───── 提示文章 ─────

5回目の投稿です。
今回は、名古屋議定書の第10条である多国間利益配分についてです。現状では実務上あまり関係がないので、初心者向きの内容ではありません。
名古屋議定書は、基本的に2者間 (bi;バイ)で利益配分を行うために作られています。これは、ITPGR(食糧・農業遺伝資源条約)で設定した多国間利益配分がうまくいかなったことが主な理由のようです。
遺伝資源の提供者ー利用者の2者間での話し合いで利益配分を行えることは、配分契約を簡単にするというのが大きな利点です(大勢で話し合いをするよりも二人の方が話がまとまりやすい)。しかし、ABSの場合、利益配分の元となるのは遺伝資源(生物)ですから、その資源が複数の国に存在することが普通に考えられます。そのような事態を想定して議定書成立直前に急遽挿入された条項が第10条の多国間利益配分です。
第10条 地球規模の多国間利益配分の仕組み =>英語の頭文字をとってGMBSMともいう。
締約国は、遺伝資源及び遺伝資源に関連する伝統的知識が国境を越えて存在する場合、又は事前の情報に基づく同意の付与若しくは取得が不可能である場合に、その利用から生じる利益の公正かつ衡平な配分に対処するため、地球規模の多国間利益配分の仕組みの必要性及び態様について検討する。この仕組みを通じて遺伝資源及び遺伝資源に関連する伝統的知識の利用者が配分する利益は、生物多様性の保全及びその構成要素の持続可能な利用を地球規模で支援するために用いる。
背景などについては、JBA(日本バイオインダストリー協会)が公開している資料が参考になります。
https://www.jba.or.jp/160722_resource_inoue_Art10.pdf
この名古屋議定書第10条について2ヶ月ほど前に、CBD事務局から報告書(の草稿)が出され、公開査読の対象となっていました。原稿は 2019-2020 inter-sessional period の下部https://www.cbd.int/abs/Art-10/study-art10-peer-review-revd.pdf からまだ読めます。各国からのコメントも公開されています。
報告書の目的(第10条に関する今後の議論の下地とする)からして当然ですが、第10条が想定する状況を正攻法で整理しています。
この報告書では、2者間の利益配分ではうまくいかないケースとして、以下の三点を挙げています。(第10条で書かれていることと同じですが。) 伝統的知識については、話を複雑にするのでここでは無視します。
- genetic resources and associated traditional knowledge occurring in transboundary situations(国境をまたいで存在する遺伝資源)
- genetic resources for which it is not possible to grant or obtain prior informed consent(いわゆるPICを付与できない遺伝資源, 生息域外コレクション(博物館など)の収蔵物)
- traditional knowledge associated with genetic resources for which it is not possible to grant or obtain prior informed consent
そして、1)のケースはさらに4つに分けられるとしています。
- (a) shared ecosystems/genetic resources distributed across national boundaries;(国境をまたいで存在する遺伝資源)

───── 提示情報 ─────

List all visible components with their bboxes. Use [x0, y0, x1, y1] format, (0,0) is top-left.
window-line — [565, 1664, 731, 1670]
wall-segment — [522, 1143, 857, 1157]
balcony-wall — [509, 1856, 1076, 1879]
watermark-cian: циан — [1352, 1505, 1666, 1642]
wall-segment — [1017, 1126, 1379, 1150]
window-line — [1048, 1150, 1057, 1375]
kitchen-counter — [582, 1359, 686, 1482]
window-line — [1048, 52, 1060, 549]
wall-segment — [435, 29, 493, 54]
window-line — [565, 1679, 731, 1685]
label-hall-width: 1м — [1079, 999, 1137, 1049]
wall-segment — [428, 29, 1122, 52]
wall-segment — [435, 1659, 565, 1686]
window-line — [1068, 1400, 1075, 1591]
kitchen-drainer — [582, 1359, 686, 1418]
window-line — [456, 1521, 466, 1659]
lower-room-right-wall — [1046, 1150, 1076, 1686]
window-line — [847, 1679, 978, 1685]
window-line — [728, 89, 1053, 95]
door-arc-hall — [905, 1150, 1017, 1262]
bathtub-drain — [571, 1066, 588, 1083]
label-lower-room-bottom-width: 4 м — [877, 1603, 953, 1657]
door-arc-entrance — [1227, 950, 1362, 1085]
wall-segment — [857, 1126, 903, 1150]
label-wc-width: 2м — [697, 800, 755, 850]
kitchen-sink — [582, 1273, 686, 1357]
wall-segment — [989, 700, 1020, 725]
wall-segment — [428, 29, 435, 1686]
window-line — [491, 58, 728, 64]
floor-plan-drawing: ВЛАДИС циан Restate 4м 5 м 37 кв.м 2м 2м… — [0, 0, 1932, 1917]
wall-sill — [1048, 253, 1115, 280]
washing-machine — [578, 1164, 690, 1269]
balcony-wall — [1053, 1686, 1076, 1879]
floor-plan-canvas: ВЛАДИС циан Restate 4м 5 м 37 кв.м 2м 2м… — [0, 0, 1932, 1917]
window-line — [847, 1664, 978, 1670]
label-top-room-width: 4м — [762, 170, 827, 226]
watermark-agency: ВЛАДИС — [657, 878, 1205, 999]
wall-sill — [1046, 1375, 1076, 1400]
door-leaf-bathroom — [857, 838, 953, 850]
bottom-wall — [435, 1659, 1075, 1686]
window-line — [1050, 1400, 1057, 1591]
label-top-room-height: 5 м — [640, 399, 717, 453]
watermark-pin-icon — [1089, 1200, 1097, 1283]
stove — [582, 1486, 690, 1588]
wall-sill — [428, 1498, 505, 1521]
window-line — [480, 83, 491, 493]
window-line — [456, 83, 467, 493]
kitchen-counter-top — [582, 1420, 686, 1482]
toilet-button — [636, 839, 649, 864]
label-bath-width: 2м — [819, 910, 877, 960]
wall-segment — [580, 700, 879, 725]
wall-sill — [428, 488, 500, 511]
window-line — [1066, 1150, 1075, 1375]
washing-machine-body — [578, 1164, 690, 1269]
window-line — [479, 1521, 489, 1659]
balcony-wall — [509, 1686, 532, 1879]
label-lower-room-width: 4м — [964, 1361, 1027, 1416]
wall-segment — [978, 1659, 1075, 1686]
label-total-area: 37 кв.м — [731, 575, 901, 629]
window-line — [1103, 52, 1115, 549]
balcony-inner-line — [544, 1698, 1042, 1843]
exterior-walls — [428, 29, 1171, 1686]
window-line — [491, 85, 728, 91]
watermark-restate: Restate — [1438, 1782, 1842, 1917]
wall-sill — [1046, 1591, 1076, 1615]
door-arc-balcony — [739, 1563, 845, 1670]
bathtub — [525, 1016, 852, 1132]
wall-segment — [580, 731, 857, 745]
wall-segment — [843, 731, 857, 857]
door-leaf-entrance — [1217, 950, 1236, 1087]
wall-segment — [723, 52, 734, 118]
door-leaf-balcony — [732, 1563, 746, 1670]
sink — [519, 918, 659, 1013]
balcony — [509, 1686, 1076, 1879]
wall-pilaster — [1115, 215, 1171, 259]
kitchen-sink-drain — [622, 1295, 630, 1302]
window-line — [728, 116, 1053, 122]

─────

[課題内容]
名古屋議定書第10条の多国間利益配分を扱った文章を、最後の文の後から書き継いでもらえますか？

[出力結果]
- (b) traditional knowledge held by indigenous peoples and local communities whose membership spans national boundaries;
- (c) migratory species which transit through different jurisdictions(渡り鳥や回遊性の魚)
- (d) areas beyond national jurisdiction(公海や南極)
この中で(d)公海についてはUNLOS(国連海洋法条約)で議論されており、そもそも名古屋議定書の範疇ではありません。
私が最も気になったのは(a)ですね。国境をまたいで同種が存在するのはごく普通ですので、そのような場合には、その種が天然に存在する全ての国に対して利益配分が必要ではないかという考えです。複数国に同じ遺伝資源が存在する場合でも、実際に資源を提供した国だけが利用者から利益配分を受けるのであれば、利用者は遺伝資源を安売りする国に対してアクセスする事になるのではないかという懸念でもあります。
このような発想は当然理解できますが、利益配分の対象となる遺伝資源の性質を考慮する必要があるはずです。著者らは種speciesを生物の基本単位と考えている節があり、個体間差、個体群間の形質の差異について考察がありません。利益配分の対象となる有用形質が、その種のほとんどの個体に共通する性質であれば、著者らの議論は合理的と考えられます。有用形質がその種を特徴づけるような性質であるならば分かりやすいですが、学術上の動機がなければが有用性がどれほどの個体で見られるかをわざわざ調べるのは困難でしょう。この点で、報告書の(a)の部分は片手落ちのように感じました。
バイとマルチの利益配分については、私なりに整理すると下図のようになります。aは通常名古屋議定書(バイ)で、bは直接の提供国以外にもその種が存在する国に利益配分を行うこと。b'はそのバリエーション。c1はもはや原産国性とは無関係に”基金”にお金を入れて必要な国に渡す。c2はさらに利用者側も実際の利益と無関係に前払いで済ませる考え方です。
このようなマルチの考え方を進めていくと、利益配分てin situ (野生)から採取されたものだけでなくてもできそうだね〜という発想になってくると思います。実際に、上記の報告書でもDNA情報(いわゆるDSI)に対する利益配分についても触れられています。DSIと第10条GMBSMは名古屋議定書でもっともホットな話題です。
ブログを書くのは思っていたほど楽ではありませんね。まとまりませんがこの辺で終わります。